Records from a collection
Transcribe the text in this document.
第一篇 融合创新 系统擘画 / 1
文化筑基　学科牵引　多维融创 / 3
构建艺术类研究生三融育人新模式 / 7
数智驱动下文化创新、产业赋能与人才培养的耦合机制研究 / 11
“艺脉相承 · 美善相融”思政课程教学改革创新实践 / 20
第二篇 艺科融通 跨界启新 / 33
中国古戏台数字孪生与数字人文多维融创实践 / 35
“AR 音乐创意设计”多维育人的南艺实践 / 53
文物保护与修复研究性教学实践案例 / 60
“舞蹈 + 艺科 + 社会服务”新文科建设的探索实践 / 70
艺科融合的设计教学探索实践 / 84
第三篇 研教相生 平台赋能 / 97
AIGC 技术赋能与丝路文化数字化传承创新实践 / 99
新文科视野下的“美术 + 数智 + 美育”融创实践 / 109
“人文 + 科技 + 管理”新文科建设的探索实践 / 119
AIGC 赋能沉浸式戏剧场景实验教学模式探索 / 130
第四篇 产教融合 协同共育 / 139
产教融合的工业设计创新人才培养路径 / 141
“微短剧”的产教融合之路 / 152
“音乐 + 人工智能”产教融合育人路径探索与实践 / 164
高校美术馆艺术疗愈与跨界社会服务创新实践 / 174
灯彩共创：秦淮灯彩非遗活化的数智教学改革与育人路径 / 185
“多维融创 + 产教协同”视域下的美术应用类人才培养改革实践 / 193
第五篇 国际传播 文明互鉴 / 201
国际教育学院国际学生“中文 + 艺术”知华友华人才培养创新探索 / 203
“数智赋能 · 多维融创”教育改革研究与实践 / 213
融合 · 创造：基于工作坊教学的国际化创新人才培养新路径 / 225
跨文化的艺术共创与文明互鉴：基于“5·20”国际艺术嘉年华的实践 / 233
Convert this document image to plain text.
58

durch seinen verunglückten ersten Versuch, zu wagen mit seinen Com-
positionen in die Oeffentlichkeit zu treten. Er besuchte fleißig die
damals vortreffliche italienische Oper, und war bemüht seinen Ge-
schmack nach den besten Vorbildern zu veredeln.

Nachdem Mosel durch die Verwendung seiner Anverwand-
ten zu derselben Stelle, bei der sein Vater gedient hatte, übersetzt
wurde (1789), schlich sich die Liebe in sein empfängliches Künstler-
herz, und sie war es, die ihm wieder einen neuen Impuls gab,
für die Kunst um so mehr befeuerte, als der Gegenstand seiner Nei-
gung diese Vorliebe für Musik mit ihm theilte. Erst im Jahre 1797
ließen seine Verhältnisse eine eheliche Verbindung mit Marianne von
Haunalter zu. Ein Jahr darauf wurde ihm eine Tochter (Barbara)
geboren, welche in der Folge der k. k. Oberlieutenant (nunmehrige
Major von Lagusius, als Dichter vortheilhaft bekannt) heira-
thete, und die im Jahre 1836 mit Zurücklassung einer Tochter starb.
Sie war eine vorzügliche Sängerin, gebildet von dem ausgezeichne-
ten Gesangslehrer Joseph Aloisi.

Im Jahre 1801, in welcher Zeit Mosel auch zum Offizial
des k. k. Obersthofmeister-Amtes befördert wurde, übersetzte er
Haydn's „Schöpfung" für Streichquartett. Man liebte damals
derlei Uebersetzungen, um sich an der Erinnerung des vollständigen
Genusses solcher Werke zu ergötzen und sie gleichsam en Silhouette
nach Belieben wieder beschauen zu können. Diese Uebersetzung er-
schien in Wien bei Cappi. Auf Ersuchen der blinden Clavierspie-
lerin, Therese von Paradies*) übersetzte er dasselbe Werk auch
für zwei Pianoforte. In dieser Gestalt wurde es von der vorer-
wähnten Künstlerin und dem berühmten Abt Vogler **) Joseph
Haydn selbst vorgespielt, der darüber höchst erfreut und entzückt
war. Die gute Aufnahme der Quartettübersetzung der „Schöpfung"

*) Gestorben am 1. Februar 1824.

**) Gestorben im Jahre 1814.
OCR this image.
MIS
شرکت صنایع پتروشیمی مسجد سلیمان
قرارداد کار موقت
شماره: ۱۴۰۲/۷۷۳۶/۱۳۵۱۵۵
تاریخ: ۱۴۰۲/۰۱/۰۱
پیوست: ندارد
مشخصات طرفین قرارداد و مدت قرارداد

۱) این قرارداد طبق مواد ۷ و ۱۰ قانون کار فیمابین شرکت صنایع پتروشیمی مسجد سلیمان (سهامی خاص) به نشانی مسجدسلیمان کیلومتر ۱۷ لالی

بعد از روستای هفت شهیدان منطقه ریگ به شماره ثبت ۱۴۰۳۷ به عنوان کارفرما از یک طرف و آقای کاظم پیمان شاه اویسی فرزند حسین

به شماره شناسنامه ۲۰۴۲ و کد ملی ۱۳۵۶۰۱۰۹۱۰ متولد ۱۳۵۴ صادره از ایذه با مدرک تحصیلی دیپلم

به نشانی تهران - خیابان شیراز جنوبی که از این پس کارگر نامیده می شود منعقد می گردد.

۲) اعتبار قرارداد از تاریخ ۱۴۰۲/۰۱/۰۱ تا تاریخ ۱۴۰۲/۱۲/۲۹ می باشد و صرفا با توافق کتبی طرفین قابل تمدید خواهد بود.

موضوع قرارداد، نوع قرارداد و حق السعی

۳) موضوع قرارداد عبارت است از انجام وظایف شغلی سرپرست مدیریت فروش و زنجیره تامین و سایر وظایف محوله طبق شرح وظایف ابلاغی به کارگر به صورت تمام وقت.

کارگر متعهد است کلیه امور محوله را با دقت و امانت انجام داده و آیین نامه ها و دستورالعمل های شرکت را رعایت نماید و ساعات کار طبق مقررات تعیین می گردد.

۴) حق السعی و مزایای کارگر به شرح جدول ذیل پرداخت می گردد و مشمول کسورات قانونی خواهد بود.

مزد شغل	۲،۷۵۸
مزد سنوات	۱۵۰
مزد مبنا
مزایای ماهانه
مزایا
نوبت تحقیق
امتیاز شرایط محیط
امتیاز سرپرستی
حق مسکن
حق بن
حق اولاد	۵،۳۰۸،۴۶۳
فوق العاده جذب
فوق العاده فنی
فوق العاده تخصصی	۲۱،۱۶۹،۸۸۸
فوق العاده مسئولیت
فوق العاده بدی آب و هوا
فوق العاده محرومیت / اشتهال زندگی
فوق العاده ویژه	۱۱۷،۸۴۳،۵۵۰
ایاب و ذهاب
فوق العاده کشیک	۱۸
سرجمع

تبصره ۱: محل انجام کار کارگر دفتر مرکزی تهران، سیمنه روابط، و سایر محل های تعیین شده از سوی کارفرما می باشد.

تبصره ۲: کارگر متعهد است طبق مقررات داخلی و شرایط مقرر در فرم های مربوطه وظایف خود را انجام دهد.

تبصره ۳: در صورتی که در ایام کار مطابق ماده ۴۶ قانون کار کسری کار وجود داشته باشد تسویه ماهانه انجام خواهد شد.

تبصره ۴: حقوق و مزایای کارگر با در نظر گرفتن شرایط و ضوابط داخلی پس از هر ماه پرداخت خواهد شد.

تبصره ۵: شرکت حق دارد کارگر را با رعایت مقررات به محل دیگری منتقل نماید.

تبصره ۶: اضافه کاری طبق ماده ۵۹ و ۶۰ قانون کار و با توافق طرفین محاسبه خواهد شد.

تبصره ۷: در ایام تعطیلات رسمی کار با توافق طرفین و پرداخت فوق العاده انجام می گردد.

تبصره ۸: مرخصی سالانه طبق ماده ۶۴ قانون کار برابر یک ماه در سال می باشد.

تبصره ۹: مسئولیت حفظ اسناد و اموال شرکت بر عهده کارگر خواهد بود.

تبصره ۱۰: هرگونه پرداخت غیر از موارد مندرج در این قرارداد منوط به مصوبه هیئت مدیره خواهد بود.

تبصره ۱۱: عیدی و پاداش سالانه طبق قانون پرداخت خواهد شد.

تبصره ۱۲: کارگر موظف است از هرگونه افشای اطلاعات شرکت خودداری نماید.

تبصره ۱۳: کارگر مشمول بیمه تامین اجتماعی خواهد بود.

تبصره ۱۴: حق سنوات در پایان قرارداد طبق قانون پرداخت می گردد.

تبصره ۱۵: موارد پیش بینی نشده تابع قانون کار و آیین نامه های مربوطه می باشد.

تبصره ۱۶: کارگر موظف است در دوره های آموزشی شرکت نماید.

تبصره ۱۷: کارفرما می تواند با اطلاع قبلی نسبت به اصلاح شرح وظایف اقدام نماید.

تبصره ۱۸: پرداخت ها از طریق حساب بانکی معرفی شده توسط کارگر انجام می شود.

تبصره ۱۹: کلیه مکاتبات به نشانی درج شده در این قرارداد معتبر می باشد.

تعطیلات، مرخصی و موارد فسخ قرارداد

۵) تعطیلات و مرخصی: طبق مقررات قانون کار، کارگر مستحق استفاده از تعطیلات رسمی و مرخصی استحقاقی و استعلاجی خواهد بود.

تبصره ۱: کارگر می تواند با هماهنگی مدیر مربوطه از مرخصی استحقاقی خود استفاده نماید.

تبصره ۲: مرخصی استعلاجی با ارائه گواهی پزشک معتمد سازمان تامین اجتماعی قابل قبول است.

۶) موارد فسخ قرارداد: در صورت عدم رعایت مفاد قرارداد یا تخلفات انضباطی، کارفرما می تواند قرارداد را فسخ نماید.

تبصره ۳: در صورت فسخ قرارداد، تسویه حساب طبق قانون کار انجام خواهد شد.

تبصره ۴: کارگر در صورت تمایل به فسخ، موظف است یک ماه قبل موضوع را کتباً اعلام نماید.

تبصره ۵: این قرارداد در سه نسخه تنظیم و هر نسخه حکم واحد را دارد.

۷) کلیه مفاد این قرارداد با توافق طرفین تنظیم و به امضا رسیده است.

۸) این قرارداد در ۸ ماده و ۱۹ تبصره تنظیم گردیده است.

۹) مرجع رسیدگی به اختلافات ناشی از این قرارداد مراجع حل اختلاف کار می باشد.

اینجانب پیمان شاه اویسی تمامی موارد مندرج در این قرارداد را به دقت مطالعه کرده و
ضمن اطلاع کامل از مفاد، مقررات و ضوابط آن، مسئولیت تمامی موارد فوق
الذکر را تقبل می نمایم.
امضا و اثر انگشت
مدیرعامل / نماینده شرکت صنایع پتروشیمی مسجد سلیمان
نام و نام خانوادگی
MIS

[GIVEN REQUEST]
Give the number of lines in the entries that include the string "مسئولیت", and nothing more.

[EXPECTED ANSWER]
3